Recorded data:
/---

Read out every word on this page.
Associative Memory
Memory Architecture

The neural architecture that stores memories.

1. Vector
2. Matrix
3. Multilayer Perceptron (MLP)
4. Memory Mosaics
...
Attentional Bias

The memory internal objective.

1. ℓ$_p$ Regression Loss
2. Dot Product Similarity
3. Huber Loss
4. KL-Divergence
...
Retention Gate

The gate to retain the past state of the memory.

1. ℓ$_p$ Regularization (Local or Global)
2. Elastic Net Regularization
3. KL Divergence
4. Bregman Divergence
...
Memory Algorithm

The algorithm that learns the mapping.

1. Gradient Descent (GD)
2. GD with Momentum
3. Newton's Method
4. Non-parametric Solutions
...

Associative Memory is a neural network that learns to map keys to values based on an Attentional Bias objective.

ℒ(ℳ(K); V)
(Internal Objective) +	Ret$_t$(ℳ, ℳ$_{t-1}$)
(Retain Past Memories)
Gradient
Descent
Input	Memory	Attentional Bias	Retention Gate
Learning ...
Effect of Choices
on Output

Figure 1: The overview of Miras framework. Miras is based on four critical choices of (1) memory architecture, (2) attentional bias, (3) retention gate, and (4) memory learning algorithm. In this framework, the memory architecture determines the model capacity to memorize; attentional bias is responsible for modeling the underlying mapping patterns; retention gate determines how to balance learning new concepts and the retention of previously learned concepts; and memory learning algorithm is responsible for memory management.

\---

WHAT IS BEING ASKED: For the string "Associative", count the lines of the entries above that include it; answer with the number only.

EXPECTED OUTPUT: 2